#### [Instructions for the task]
Will you print the material below without altering a single character?

#### [Record list]
================================

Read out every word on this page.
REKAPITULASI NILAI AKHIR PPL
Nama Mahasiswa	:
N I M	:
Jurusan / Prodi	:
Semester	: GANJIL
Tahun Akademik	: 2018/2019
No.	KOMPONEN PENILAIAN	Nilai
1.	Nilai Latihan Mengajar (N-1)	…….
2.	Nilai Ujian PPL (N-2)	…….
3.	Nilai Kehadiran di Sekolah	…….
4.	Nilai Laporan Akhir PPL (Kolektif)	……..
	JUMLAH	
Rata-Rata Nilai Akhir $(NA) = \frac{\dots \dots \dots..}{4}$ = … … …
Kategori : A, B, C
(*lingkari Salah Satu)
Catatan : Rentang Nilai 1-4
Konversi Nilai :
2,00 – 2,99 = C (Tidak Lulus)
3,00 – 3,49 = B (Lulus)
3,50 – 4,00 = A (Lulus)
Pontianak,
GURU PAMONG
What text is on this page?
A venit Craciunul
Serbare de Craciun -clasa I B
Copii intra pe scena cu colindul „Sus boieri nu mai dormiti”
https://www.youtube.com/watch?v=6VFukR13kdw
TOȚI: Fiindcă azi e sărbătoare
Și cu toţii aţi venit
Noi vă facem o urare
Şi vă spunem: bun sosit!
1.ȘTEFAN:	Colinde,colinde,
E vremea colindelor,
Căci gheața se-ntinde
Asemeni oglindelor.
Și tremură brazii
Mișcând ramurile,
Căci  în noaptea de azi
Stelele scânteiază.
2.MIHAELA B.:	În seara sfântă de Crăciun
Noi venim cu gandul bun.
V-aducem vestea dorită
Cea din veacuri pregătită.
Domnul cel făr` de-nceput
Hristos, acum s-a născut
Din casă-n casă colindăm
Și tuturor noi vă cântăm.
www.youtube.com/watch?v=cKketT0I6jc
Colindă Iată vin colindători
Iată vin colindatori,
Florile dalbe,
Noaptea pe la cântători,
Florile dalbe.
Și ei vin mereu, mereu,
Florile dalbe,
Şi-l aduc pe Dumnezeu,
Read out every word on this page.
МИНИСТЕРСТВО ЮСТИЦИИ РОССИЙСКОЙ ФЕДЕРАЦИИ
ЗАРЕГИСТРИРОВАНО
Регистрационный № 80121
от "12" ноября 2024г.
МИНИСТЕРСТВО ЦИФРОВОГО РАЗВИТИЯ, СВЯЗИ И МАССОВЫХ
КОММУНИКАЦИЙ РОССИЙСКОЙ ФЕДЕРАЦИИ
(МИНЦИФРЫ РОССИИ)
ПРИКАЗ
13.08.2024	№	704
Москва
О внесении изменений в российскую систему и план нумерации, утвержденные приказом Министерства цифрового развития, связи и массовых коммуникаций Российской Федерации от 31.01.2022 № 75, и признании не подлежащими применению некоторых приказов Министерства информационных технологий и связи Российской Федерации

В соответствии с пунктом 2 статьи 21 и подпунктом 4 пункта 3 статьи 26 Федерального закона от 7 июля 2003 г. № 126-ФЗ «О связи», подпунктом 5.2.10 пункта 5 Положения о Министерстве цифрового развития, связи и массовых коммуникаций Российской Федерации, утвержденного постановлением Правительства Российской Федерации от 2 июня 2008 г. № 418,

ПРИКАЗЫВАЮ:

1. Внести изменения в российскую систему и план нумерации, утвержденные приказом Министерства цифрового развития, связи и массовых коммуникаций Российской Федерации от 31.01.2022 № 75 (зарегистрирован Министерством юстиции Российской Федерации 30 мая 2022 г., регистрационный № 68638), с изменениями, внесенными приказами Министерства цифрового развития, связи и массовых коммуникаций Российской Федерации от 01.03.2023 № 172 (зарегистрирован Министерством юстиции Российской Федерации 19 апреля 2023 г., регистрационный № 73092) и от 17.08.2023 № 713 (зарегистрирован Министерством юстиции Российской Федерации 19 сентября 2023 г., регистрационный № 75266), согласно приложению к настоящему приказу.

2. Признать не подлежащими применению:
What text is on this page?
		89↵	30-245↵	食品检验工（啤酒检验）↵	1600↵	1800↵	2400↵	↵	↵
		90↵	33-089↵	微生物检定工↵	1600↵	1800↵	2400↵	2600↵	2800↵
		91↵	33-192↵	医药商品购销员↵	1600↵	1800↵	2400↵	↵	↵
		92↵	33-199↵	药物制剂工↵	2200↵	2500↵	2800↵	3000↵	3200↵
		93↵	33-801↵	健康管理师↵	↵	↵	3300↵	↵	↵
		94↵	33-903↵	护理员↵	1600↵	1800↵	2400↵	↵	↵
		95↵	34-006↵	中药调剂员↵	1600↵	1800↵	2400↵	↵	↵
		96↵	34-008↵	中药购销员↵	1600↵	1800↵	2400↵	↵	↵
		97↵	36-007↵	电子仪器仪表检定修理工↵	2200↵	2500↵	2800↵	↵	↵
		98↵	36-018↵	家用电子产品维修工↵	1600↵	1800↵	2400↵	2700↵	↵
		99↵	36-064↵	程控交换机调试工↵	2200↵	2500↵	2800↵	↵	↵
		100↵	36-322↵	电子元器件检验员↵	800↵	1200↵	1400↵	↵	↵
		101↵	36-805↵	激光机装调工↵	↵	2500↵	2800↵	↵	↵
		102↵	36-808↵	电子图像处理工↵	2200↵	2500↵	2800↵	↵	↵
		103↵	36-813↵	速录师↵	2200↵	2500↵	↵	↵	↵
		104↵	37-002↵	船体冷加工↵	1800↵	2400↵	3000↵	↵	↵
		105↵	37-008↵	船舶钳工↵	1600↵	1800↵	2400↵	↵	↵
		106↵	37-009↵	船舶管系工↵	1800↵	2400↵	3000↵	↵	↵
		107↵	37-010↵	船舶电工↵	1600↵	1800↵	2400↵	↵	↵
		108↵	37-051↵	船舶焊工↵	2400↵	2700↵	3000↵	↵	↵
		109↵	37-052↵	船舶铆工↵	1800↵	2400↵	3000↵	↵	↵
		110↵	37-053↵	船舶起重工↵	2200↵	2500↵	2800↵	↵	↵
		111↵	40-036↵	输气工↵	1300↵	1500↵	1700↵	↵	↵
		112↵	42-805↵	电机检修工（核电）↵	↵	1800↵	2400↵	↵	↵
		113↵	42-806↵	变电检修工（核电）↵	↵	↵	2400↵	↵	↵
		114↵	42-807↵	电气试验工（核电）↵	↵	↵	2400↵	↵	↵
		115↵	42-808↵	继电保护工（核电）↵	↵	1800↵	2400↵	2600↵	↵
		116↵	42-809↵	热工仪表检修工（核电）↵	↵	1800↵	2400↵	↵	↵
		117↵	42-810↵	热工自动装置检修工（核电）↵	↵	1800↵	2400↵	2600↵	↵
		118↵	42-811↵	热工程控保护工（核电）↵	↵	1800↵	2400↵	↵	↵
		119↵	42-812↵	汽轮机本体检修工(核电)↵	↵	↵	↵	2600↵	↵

================================

#### [Answer for the task]
Read out every word on this page.
REKAPITULASI NILAI AKHIR PPL
Nama Mahasiswa	:
N I M	:
Jurusan / Prodi	:
Semester	: GANJIL
Tahun Akademik	: 2018/2019
No.	KOMPONEN PENILAIAN	Nilai
1.	Nilai Latihan Mengajar (N-1)	…….
2.	Nilai Ujian PPL (N-2)	…….
3.	Nilai Kehadiran di Sekolah	…….
4.	Nilai Laporan Akhir PPL (Kolektif)	……..
	JUMLAH	
Rata-Rata Nilai Akhir $(NA) = \frac{\dots \dots \dots..}{4}$ = … … …
Kategori : A, B, C
(*lingkari Salah Satu)
Catatan : Rentang Nilai 1-4
Konversi Nilai :
2,00 – 2,99 = C (Tidak Lulus)
3,00 – 3,49 = B (Lulus)
3,50 – 4,00 = A (Lulus)
Pontianak,
GURU PAMONG
What text is on this page?
A venit Craciunul
Serbare de Craciun -clasa I B
Copii intra pe scena cu colindul „Sus boieri nu mai dormiti”
https://www.youtube.com/watch?v=6VFukR13kdw
TOȚI: Fiindcă azi e sărbătoare
Și cu toţii aţi venit
Noi vă facem o urare
Şi vă spunem: bun sosit!
1.ȘTEFAN:	Colinde,colinde,
E vremea colindelor,
Căci gheața se-ntinde
Asemeni oglindelor.
Și tremură brazii
Mișcând ramurile,
Căci  în noaptea de azi
Stelele scânteiază.
2.MIHAELA B.:	În seara sfântă de Crăciun
Noi venim cu gandul bun.
V-aducem vestea dorită
Cea din veacuri pregătită.
Domnul cel făr` de-nceput
Hristos, acum s-a născut
Din casă-n casă colindăm
Și tuturor noi vă cântăm.
www.youtube.com/watch?v=cKketT0I6jc
Colindă Iată vin colindători
Iată vin colindatori,
Florile dalbe,
Noaptea pe la cântători,
Florile dalbe.
Și ei vin mereu, mereu,
Florile dalbe,
Şi-l aduc pe Dumnezeu,
Read out every word on this page.
МИНИСТЕРСТВО ЮСТИЦИИ РОССИЙСКОЙ ФЕДЕРАЦИИ
ЗАРЕГИСТРИРОВАНО
Регистрационный № 80121
от "12" ноября 2024г.
МИНИСТЕРСТВО ЦИФРОВОГО РАЗВИТИЯ, СВЯЗИ И МАССОВЫХ
КОММУНИКАЦИЙ РОССИЙСКОЙ ФЕДЕРАЦИИ
(МИНЦИФРЫ РОССИИ)
ПРИКАЗ
13.08.2024	№	704
Москва
О внесении изменений в российскую систему и план нумерации, утвержденные приказом Министерства цифрового развития, связи и массовых коммуникаций Российской Федерации от 31.01.2022 № 75, и признании не подлежащими применению некоторых приказов Министерства информационных технологий и связи Российской Федерации

В соответствии с пунктом 2 статьи 21 и подпунктом 4 пункта 3 статьи 26 Федерального закона от 7 июля 2003 г. № 126-ФЗ «О связи», подпунктом 5.2.10 пункта 5 Положения о Министерстве цифрового развития, связи и массовых коммуникаций Российской Федерации, утвержденного постановлением Правительства Российской Федерации от 2 июня 2008 г. № 418,

ПРИКАЗЫВАЮ:

1. Внести изменения в российскую систему и план нумерации, утвержденные приказом Министерства цифрового развития, связи и массовых коммуникаций Российской Федерации от 31.01.2022 № 75 (зарегистрирован Министерством юстиции Российской Федерации 30 мая 2022 г., регистрационный № 68638), с изменениями, внесенными приказами Министерства цифрового развития, связи и массовых коммуникаций Российской Федерации от 01.03.2023 № 172 (зарегистрирован Министерством юстиции Российской Федерации 19 апреля 2023 г., регистрационный № 73092) и от 17.08.2023 № 713 (зарегистрирован Министерством юстиции Российской Федерации 19 сентября 2023 г., регистрационный № 75266), согласно приложению к настоящему приказу.

2. Признать не подлежащими применению:
What text is on this page?
		89↵	30-245↵	食品检验工（啤酒检验）↵	1600↵	1800↵	2400↵	↵	↵
		90↵	33-089↵	微生物检定工↵	1600↵	1800↵	2400↵	2600↵	2800↵
		91↵	33-192↵	医药商品购销员↵	1600↵	1800↵	2400↵	↵	↵
		92↵	33-199↵	药物制剂工↵	2200↵	2500↵	2800↵	3000↵	3200↵
		93↵	33-801↵	健康管理师↵	↵	↵	3300↵	↵	↵
		94↵	33-903↵	护理员↵	1600↵	1800↵	2400↵	↵	↵
		95↵	34-006↵	中药调剂员↵	1600↵	1800↵	2400↵	↵	↵
		96↵	34-008↵	中药购销员↵	1600↵	1800↵	2400↵	↵	↵
		97↵	36-007↵	电子仪器仪表检定修理工↵	2200↵	2500↵	2800↵	↵	↵
		98↵	36-018↵	家用电子产品维修工↵	1600↵	1800↵	2400↵	2700↵	↵
		99↵	36-064↵	程控交换机调试工↵	2200↵	2500↵	2800↵	↵	↵
		100↵	36-322↵	电子元器件检验员↵	800↵	1200↵	1400↵	↵	↵
		101↵	36-805↵	激光机装调工↵	↵	2500↵	2800↵	↵	↵
		102↵	36-808↵	电子图像处理工↵	2200↵	2500↵	2800↵	↵	↵
		103↵	36-813↵	速录师↵	2200↵	2500↵	↵	↵	↵
		104↵	37-002↵	船体冷加工↵	1800↵	2400↵	3000↵	↵	↵
		105↵	37-008↵	船舶钳工↵	1600↵	1800↵	2400↵	↵	↵
		106↵	37-009↵	船舶管系工↵	1800↵	2400↵	3000↵	↵	↵
		107↵	37-010↵	船舶电工↵	1600↵	1800↵	2400↵	↵	↵
		108↵	37-051↵	船舶焊工↵	2400↵	2700↵	3000↵	↵	↵
		109↵	37-052↵	船舶铆工↵	1800↵	2400↵	3000↵	↵	↵
		110↵	37-053↵	船舶起重工↵	2200↵	2500↵	2800↵	↵	↵
		111↵	40-036↵	输气工↵	1300↵	1500↵	1700↵	↵	↵
		112↵	42-805↵	电机检修工（核电）↵	↵	1800↵	2400↵	↵	↵
		113↵	42-806↵	变电检修工（核电）↵	↵	↵	2400↵	↵	↵
		114↵	42-807↵	电气试验工（核电）↵	↵	↵	2400↵	↵	↵
		115↵	42-808↵	继电保护工（核电）↵	↵	1800↵	2400↵	2600↵	↵
		116↵	42-809↵	热工仪表检修工（核电）↵	↵	1800↵	2400↵	↵	↵
		117↵	42-810↵	热工自动装置检修工（核电）↵	↵	1800↵	2400↵	2600↵	↵
		118↵	42-811↵	热工程控保护工（核电）↵	↵	1800↵	2400↵	↵	↵
		119↵	42-812↵	汽轮机本体检修工(核电)↵	↵	↵	↵	2600↵	↵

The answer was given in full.